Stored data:
## start

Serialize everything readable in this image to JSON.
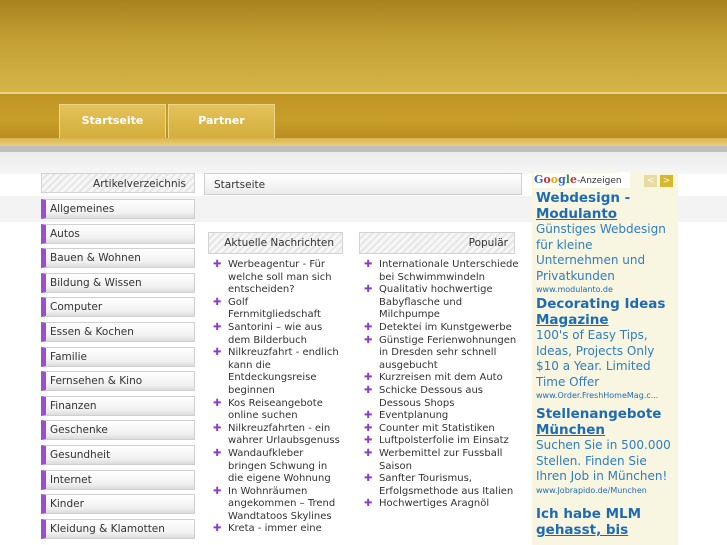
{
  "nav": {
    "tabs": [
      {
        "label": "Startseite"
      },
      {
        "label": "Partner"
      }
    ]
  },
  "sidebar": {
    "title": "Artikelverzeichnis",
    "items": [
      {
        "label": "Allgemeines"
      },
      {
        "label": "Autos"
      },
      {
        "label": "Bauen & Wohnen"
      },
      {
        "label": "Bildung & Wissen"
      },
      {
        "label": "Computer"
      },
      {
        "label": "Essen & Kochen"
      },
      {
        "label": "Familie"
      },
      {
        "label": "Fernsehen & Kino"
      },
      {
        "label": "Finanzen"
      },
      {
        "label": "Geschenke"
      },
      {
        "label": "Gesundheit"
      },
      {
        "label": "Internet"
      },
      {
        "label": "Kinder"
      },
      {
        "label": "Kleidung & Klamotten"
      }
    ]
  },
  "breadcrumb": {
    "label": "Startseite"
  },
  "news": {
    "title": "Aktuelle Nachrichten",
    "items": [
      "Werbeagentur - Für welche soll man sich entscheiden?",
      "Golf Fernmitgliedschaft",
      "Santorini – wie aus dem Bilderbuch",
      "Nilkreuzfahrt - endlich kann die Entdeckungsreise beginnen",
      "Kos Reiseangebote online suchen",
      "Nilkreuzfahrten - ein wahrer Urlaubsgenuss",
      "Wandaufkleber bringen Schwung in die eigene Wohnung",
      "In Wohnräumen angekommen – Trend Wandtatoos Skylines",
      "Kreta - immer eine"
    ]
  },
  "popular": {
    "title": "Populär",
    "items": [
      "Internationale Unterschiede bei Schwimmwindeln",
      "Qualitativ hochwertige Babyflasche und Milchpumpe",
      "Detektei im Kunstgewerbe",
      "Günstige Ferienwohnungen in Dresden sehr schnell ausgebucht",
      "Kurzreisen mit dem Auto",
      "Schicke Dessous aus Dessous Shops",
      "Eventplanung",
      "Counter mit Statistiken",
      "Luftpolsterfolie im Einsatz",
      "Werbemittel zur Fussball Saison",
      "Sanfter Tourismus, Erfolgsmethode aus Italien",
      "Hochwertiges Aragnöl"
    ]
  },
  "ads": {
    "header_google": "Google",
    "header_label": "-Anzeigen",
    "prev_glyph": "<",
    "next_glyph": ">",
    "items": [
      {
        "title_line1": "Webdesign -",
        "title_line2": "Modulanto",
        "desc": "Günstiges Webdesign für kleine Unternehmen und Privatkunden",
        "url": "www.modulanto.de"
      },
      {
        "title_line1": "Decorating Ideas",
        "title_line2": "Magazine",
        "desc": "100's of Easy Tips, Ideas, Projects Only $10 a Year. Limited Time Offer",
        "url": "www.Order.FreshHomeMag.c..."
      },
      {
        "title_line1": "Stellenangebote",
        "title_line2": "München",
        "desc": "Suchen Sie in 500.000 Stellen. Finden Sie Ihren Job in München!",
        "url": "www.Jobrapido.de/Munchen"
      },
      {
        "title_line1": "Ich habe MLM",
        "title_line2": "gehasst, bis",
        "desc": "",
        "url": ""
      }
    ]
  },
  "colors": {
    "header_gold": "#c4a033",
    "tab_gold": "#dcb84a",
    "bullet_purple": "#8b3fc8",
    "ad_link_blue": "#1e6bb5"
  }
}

## end

Problem description: Scan the lines above for "Webdesign", then copy every one that has it.

Result for this exercise:
        "title_line1": "Webdesign -",
        "desc": "Günstiges Webdesign für kleine Unternehmen und Privatkunden",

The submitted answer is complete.